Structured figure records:
--
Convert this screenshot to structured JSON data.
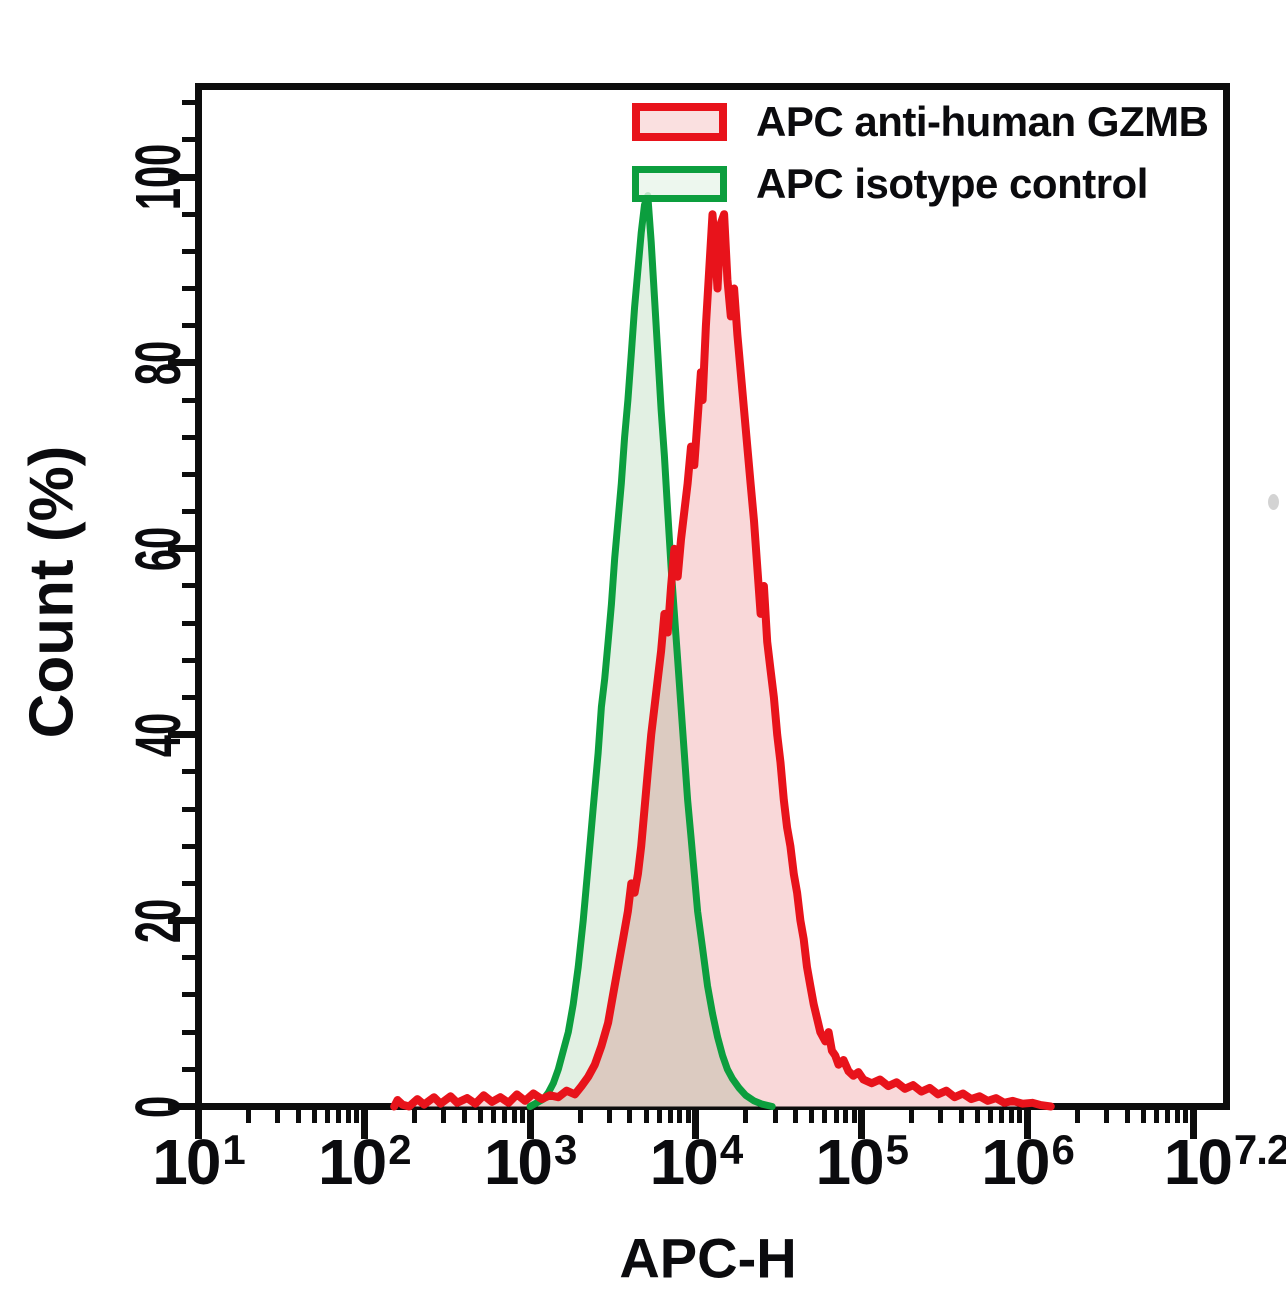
{
  "chart_data": {
    "type": "area",
    "subtype": "flow-cytometry-histogram-overlay",
    "title": "",
    "grid": false,
    "legend_position": "top-inside",
    "x_axis": {
      "label": "APC-H",
      "scale": "log10",
      "range_log10": [
        1,
        7.2
      ],
      "major_tick_logs": [
        1,
        2,
        3,
        4,
        5,
        6,
        7
      ],
      "tick_labels": [
        {
          "base": "10",
          "exp": "1",
          "log": 1
        },
        {
          "base": "10",
          "exp": "2",
          "log": 2
        },
        {
          "base": "10",
          "exp": "3",
          "log": 3
        },
        {
          "base": "10",
          "exp": "4",
          "log": 4
        },
        {
          "base": "10",
          "exp": "5",
          "log": 5
        },
        {
          "base": "10",
          "exp": "6",
          "log": 6
        },
        {
          "base": "10",
          "exp": "7.2",
          "log": 7.2
        }
      ]
    },
    "y_axis": {
      "label": "Count (%)",
      "range": [
        0,
        100
      ],
      "major_ticks": [
        0,
        20,
        40,
        60,
        80,
        100
      ],
      "minor_tick_step": 4
    },
    "series": [
      {
        "name": "APC anti-human GZMB",
        "stroke": "#e8131b",
        "fill": "#f9d8d9",
        "stroke_width": 8,
        "peak": {
          "x_log10": 4.15,
          "y_percent": 96
        },
        "points_log10_percent": [
          [
            2.18,
            0
          ],
          [
            2.2,
            0.7
          ],
          [
            2.23,
            0.2
          ],
          [
            2.27,
            0
          ],
          [
            2.32,
            0.8
          ],
          [
            2.36,
            0.2
          ],
          [
            2.42,
            1.0
          ],
          [
            2.46,
            0.3
          ],
          [
            2.52,
            1.1
          ],
          [
            2.56,
            0.4
          ],
          [
            2.62,
            0.9
          ],
          [
            2.67,
            0.3
          ],
          [
            2.72,
            1.2
          ],
          [
            2.77,
            0.5
          ],
          [
            2.82,
            1.0
          ],
          [
            2.87,
            0.4
          ],
          [
            2.92,
            1.3
          ],
          [
            2.97,
            0.6
          ],
          [
            3.02,
            1.4
          ],
          [
            3.07,
            0.8
          ],
          [
            3.12,
            1.2
          ],
          [
            3.17,
            1.0
          ],
          [
            3.22,
            1.7
          ],
          [
            3.27,
            1.3
          ],
          [
            3.31,
            2.2
          ],
          [
            3.35,
            3.2
          ],
          [
            3.39,
            4.5
          ],
          [
            3.43,
            6.5
          ],
          [
            3.47,
            9
          ],
          [
            3.5,
            12
          ],
          [
            3.53,
            15
          ],
          [
            3.56,
            18
          ],
          [
            3.59,
            21
          ],
          [
            3.61,
            24
          ],
          [
            3.63,
            23
          ],
          [
            3.65,
            25
          ],
          [
            3.67,
            28
          ],
          [
            3.69,
            32
          ],
          [
            3.71,
            36
          ],
          [
            3.73,
            40
          ],
          [
            3.75,
            43
          ],
          [
            3.77,
            46
          ],
          [
            3.79,
            49
          ],
          [
            3.81,
            53
          ],
          [
            3.83,
            51
          ],
          [
            3.85,
            56
          ],
          [
            3.87,
            60
          ],
          [
            3.89,
            57
          ],
          [
            3.91,
            61
          ],
          [
            3.93,
            64
          ],
          [
            3.95,
            67
          ],
          [
            3.97,
            71
          ],
          [
            3.99,
            69
          ],
          [
            4.01,
            74
          ],
          [
            4.03,
            79
          ],
          [
            4.04,
            76
          ],
          [
            4.06,
            84
          ],
          [
            4.08,
            90
          ],
          [
            4.1,
            96
          ],
          [
            4.12,
            91
          ],
          [
            4.13,
            88
          ],
          [
            4.15,
            95
          ],
          [
            4.17,
            96
          ],
          [
            4.19,
            89
          ],
          [
            4.21,
            85
          ],
          [
            4.23,
            88
          ],
          [
            4.25,
            83
          ],
          [
            4.27,
            79
          ],
          [
            4.29,
            75
          ],
          [
            4.31,
            71
          ],
          [
            4.33,
            67
          ],
          [
            4.35,
            63
          ],
          [
            4.37,
            58
          ],
          [
            4.39,
            53
          ],
          [
            4.41,
            56
          ],
          [
            4.43,
            50
          ],
          [
            4.45,
            47
          ],
          [
            4.47,
            44
          ],
          [
            4.49,
            40
          ],
          [
            4.51,
            37
          ],
          [
            4.53,
            33
          ],
          [
            4.55,
            30
          ],
          [
            4.57,
            28
          ],
          [
            4.59,
            25
          ],
          [
            4.61,
            23
          ],
          [
            4.63,
            20
          ],
          [
            4.65,
            18
          ],
          [
            4.67,
            15
          ],
          [
            4.69,
            13
          ],
          [
            4.71,
            11
          ],
          [
            4.73,
            9.5
          ],
          [
            4.75,
            8
          ],
          [
            4.78,
            7
          ],
          [
            4.8,
            8
          ],
          [
            4.82,
            6
          ],
          [
            4.84,
            5.5
          ],
          [
            4.86,
            4.5
          ],
          [
            4.89,
            5
          ],
          [
            4.92,
            3.8
          ],
          [
            4.95,
            3.3
          ],
          [
            4.98,
            3.7
          ],
          [
            5.01,
            2.9
          ],
          [
            5.06,
            2.5
          ],
          [
            5.11,
            2.9
          ],
          [
            5.16,
            2.2
          ],
          [
            5.21,
            2.6
          ],
          [
            5.26,
            1.9
          ],
          [
            5.31,
            2.3
          ],
          [
            5.36,
            1.6
          ],
          [
            5.41,
            2.0
          ],
          [
            5.46,
            1.3
          ],
          [
            5.51,
            1.7
          ],
          [
            5.56,
            1.0
          ],
          [
            5.61,
            1.4
          ],
          [
            5.66,
            0.8
          ],
          [
            5.71,
            1.1
          ],
          [
            5.76,
            0.6
          ],
          [
            5.81,
            0.9
          ],
          [
            5.86,
            0.4
          ],
          [
            5.91,
            0.6
          ],
          [
            5.97,
            0.3
          ],
          [
            6.03,
            0.4
          ],
          [
            6.08,
            0.15
          ],
          [
            6.14,
            0
          ]
        ]
      },
      {
        "name": "APC isotype control",
        "stroke": "#0c9e3e",
        "fill": "#e2f0e3",
        "stroke_width": 7,
        "peak": {
          "x_log10": 3.7,
          "y_percent": 98
        },
        "points_log10_percent": [
          [
            3.0,
            0
          ],
          [
            3.04,
            0.4
          ],
          [
            3.08,
            0.8
          ],
          [
            3.11,
            1.5
          ],
          [
            3.14,
            2.5
          ],
          [
            3.17,
            4
          ],
          [
            3.2,
            6
          ],
          [
            3.23,
            8
          ],
          [
            3.26,
            11
          ],
          [
            3.29,
            15
          ],
          [
            3.32,
            20
          ],
          [
            3.35,
            26
          ],
          [
            3.38,
            32
          ],
          [
            3.41,
            38
          ],
          [
            3.43,
            43
          ],
          [
            3.45,
            46
          ],
          [
            3.47,
            50
          ],
          [
            3.49,
            54
          ],
          [
            3.51,
            59
          ],
          [
            3.53,
            63
          ],
          [
            3.55,
            67
          ],
          [
            3.57,
            72
          ],
          [
            3.59,
            76
          ],
          [
            3.61,
            81
          ],
          [
            3.63,
            86
          ],
          [
            3.65,
            90
          ],
          [
            3.67,
            94
          ],
          [
            3.69,
            97
          ],
          [
            3.71,
            98
          ],
          [
            3.73,
            93
          ],
          [
            3.75,
            87
          ],
          [
            3.77,
            81
          ],
          [
            3.79,
            75
          ],
          [
            3.81,
            70
          ],
          [
            3.83,
            64
          ],
          [
            3.85,
            58
          ],
          [
            3.87,
            53
          ],
          [
            3.89,
            48
          ],
          [
            3.91,
            43
          ],
          [
            3.93,
            38
          ],
          [
            3.95,
            33
          ],
          [
            3.97,
            29
          ],
          [
            3.99,
            25
          ],
          [
            4.01,
            21
          ],
          [
            4.04,
            17
          ],
          [
            4.07,
            13
          ],
          [
            4.1,
            10
          ],
          [
            4.13,
            7.5
          ],
          [
            4.16,
            5.5
          ],
          [
            4.19,
            4
          ],
          [
            4.22,
            3
          ],
          [
            4.26,
            2
          ],
          [
            4.3,
            1.2
          ],
          [
            4.35,
            0.6
          ],
          [
            4.4,
            0.25
          ],
          [
            4.46,
            0
          ]
        ]
      }
    ]
  }
}
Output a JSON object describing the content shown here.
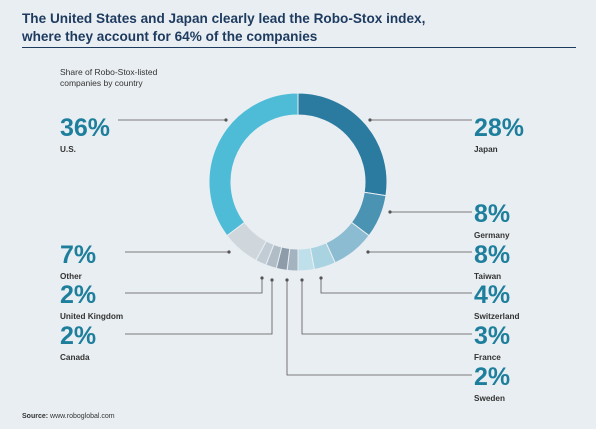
{
  "title": {
    "line1": "The United States and Japan clearly lead the Robo-Stox index,",
    "line2": "where they account for 64% of the companies"
  },
  "subtitle": {
    "line1": "Share of Robo-Stox-listed",
    "line2": "companies by country"
  },
  "source": {
    "label": "Source:",
    "text": "www.roboglobal.com"
  },
  "colors": {
    "background": "#e9eef2",
    "title": "#1d3a5f",
    "value_text": "#1e7f9c",
    "name_text": "#333333",
    "leader": "#555555"
  },
  "chart_data": {
    "type": "pie",
    "donut": true,
    "start": "12 o'clock",
    "direction": "clockwise",
    "slices": [
      {
        "name": "Japan",
        "value": 28,
        "label": "28%",
        "color": "#2b7ba0",
        "side": "right"
      },
      {
        "name": "Germany",
        "value": 8,
        "label": "8%",
        "color": "#4a93b3",
        "side": "right"
      },
      {
        "name": "Taiwan",
        "value": 8,
        "label": "8%",
        "color": "#8cbcd1",
        "side": "right"
      },
      {
        "name": "Switzerland",
        "value": 4,
        "label": "4%",
        "color": "#a9d3e1",
        "side": "right"
      },
      {
        "name": "France",
        "value": 3,
        "label": "3%",
        "color": "#bfe0ea",
        "side": "right"
      },
      {
        "name": "Sweden",
        "value": 2,
        "label": "2%",
        "color": "#a3b3bf",
        "side": "right"
      },
      {
        "name": "",
        "value": 2,
        "label": "",
        "color": "#8d9ca8"
      },
      {
        "name": "Canada",
        "value": 2,
        "label": "2%",
        "color": "#b0bcc6",
        "side": "left"
      },
      {
        "name": "United Kingdom",
        "value": 2,
        "label": "2%",
        "color": "#c1ccd4",
        "side": "left"
      },
      {
        "name": "Other",
        "value": 7,
        "label": "7%",
        "color": "#cfd7dd",
        "side": "left"
      },
      {
        "name": "U.S.",
        "value": 36,
        "label": "36%",
        "color": "#4ebcd7",
        "side": "left"
      }
    ]
  }
}
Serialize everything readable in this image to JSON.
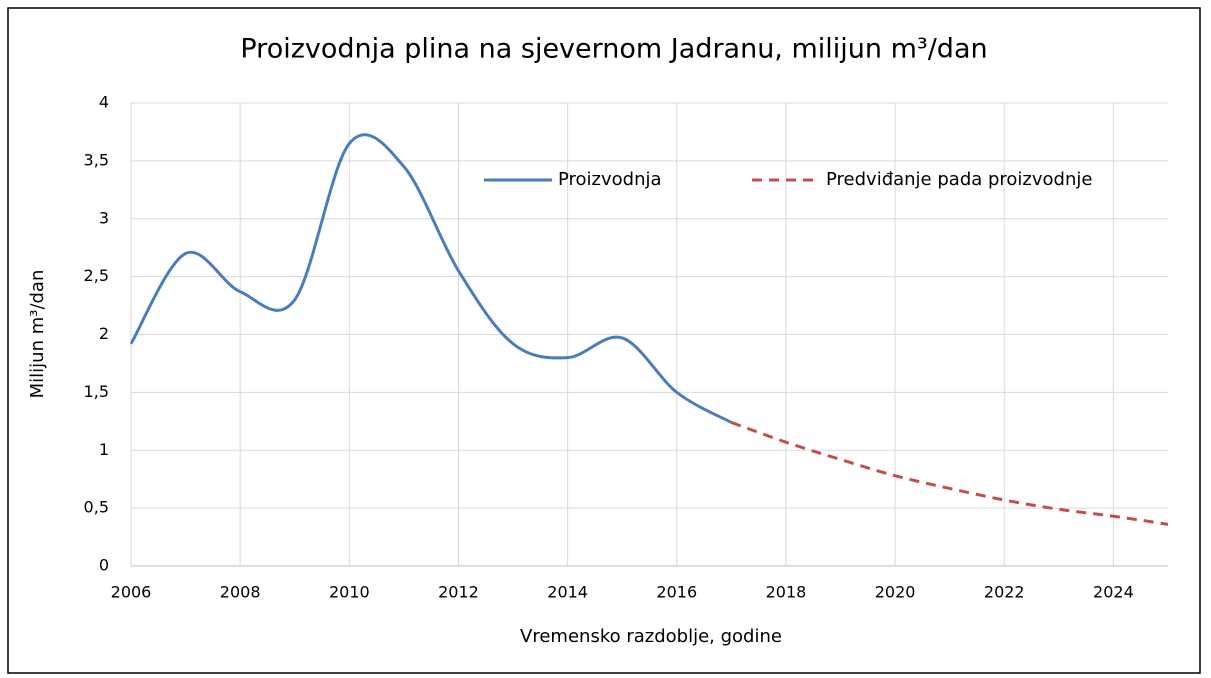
{
  "chart_data": {
    "type": "line",
    "title": "Proizvodnja plina na sjevernom Jadranu, milijun m³/dan",
    "xlabel": "Vremensko razdoblje, godine",
    "ylabel": "Milijun  m³/dan",
    "x": [
      2006,
      2007,
      2008,
      2009,
      2010,
      2011,
      2012,
      2013,
      2014,
      2015,
      2016,
      2017,
      2018,
      2019,
      2020,
      2021,
      2022,
      2023,
      2024,
      2025
    ],
    "series": [
      {
        "name": "Proizvodnja",
        "color": "#4a7ebb",
        "dash": false,
        "values": [
          1.92,
          2.7,
          2.37,
          2.3,
          3.65,
          3.45,
          2.55,
          1.92,
          1.8,
          1.97,
          1.5,
          1.24,
          null,
          null,
          null,
          null,
          null,
          null,
          null,
          null
        ]
      },
      {
        "name": "Predviđanje pada proizvodnje",
        "color": "#c0504d",
        "dash": true,
        "values": [
          null,
          null,
          null,
          null,
          null,
          null,
          null,
          null,
          null,
          null,
          null,
          1.24,
          1.07,
          0.92,
          0.78,
          0.67,
          0.57,
          0.49,
          0.43,
          0.36
        ]
      }
    ],
    "xlim": [
      2006,
      2025
    ],
    "xticks": [
      2006,
      2008,
      2010,
      2012,
      2014,
      2016,
      2018,
      2020,
      2022,
      2024
    ],
    "ylim": [
      0,
      4
    ],
    "yticks": [
      0,
      {
        "value": 0.5,
        "label": "0,5"
      },
      1,
      {
        "value": 1.5,
        "label": "1,5"
      },
      2,
      {
        "value": 2.5,
        "label": "2,5"
      },
      3,
      {
        "value": 3.5,
        "label": "3,5"
      },
      4
    ],
    "grid": true,
    "legend": "top-right"
  }
}
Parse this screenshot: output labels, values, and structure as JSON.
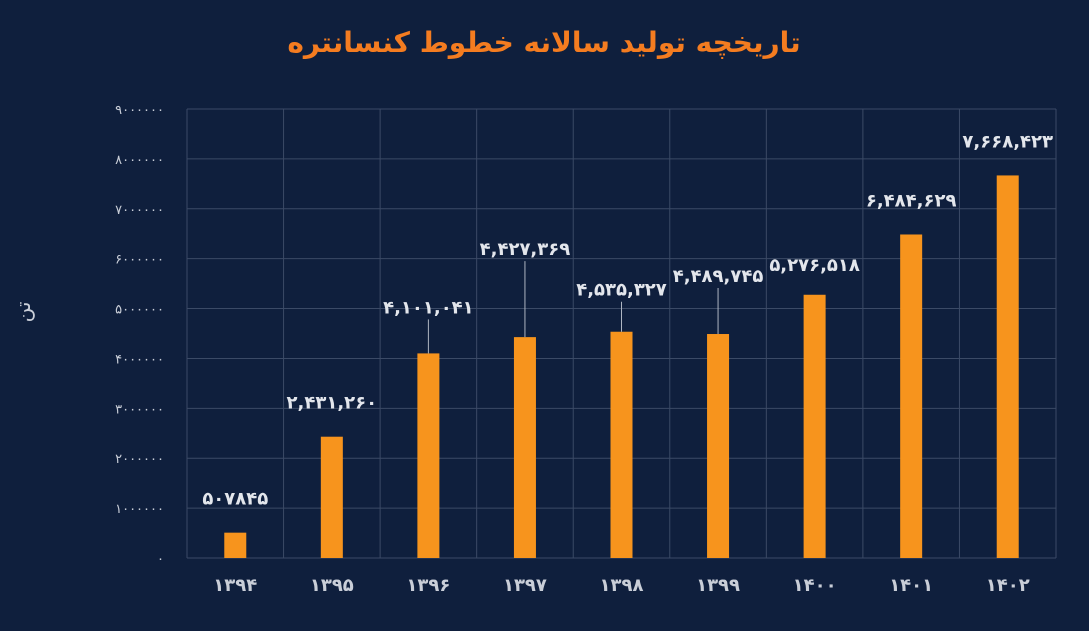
{
  "chart_data": {
    "type": "bar",
    "title": "تاریخچه تولید سالانه خطوط کنسانتره",
    "ylabel": "تن",
    "categories": [
      "۱۳۹۴",
      "۱۳۹۵",
      "۱۳۹۶",
      "۱۳۹۷",
      "۱۳۹۸",
      "۱۳۹۹",
      "۱۴۰۰",
      "۱۴۰۱",
      "۱۴۰۲"
    ],
    "values": [
      507845,
      2431260,
      4101041,
      4427369,
      4535327,
      4489745,
      5276518,
      6484629,
      7668423
    ],
    "value_labels": [
      "۵۰۷۸۴۵",
      "۲,۴۳۱,۲۶۰",
      "۴,۱۰۱,۰۴۱",
      "۴,۴۲۷,۳۶۹",
      "۴,۵۳۵,۳۲۷",
      "۴,۴۸۹,۷۴۵",
      "۵,۲۷۶,۵۱۸",
      "۶,۴۸۴,۶۲۹",
      "۷,۶۶۸,۴۲۳"
    ],
    "ylim": [
      0,
      9000000
    ],
    "yticks": [
      0,
      1000000,
      2000000,
      3000000,
      4000000,
      5000000,
      6000000,
      7000000,
      8000000,
      9000000
    ],
    "ytick_labels": [
      "۰",
      "۱۰۰۰۰۰۰",
      "۲۰۰۰۰۰۰",
      "۳۰۰۰۰۰۰",
      "۴۰۰۰۰۰۰",
      "۵۰۰۰۰۰۰",
      "۶۰۰۰۰۰۰",
      "۷۰۰۰۰۰۰",
      "۸۰۰۰۰۰۰",
      "۹۰۰۰۰۰۰"
    ],
    "grid": true,
    "colors": {
      "bar": "#f7941d",
      "title": "#f47c20",
      "background": "#0f1f3d"
    }
  }
}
--
● WHAT YOU HAVE TO DO: Leave out all pictures and retype precisely the lines that run from the line containing "Parse this screenshot: output" to the last line of the records.

● TASK RESULT:
Parse this screenshot: output labels, values, and structure as JSON.
{
  "chart_data": {
    "type": "bar",
    "title": "تاریخچه تولید سالانه خطوط کنسانتره",
    "ylabel": "تن",
    "categories": [
      "۱۳۹۴",
      "۱۳۹۵",
      "۱۳۹۶",
      "۱۳۹۷",
      "۱۳۹۸",
      "۱۳۹۹",
      "۱۴۰۰",
      "۱۴۰۱",
      "۱۴۰۲"
    ],
    "values": [
      507845,
      2431260,
      4101041,
      4427369,
      4535327,
      4489745,
      5276518,
      6484629,
      7668423
    ],
    "value_labels": [
      "۵۰۷۸۴۵",
      "۲,۴۳۱,۲۶۰",
      "۴,۱۰۱,۰۴۱",
      "۴,۴۲۷,۳۶۹",
      "۴,۵۳۵,۳۲۷",
      "۴,۴۸۹,۷۴۵",
      "۵,۲۷۶,۵۱۸",
      "۶,۴۸۴,۶۲۹",
      "۷,۶۶۸,۴۲۳"
    ],
    "ylim": [
      0,
      9000000
    ],
    "yticks": [
      0,
      1000000,
      2000000,
      3000000,
      4000000,
      5000000,
      6000000,
      7000000,
      8000000,
      9000000
    ],
    "ytick_labels": [
      "۰",
      "۱۰۰۰۰۰۰",
      "۲۰۰۰۰۰۰",
      "۳۰۰۰۰۰۰",
      "۴۰۰۰۰۰۰",
      "۵۰۰۰۰۰۰",
      "۶۰۰۰۰۰۰",
      "۷۰۰۰۰۰۰",
      "۸۰۰۰۰۰۰",
      "۹۰۰۰۰۰۰"
    ],
    "grid": true,
    "colors": {
      "bar": "#f7941d",
      "title": "#f47c20",
      "background": "#0f1f3d"
    }
  }
}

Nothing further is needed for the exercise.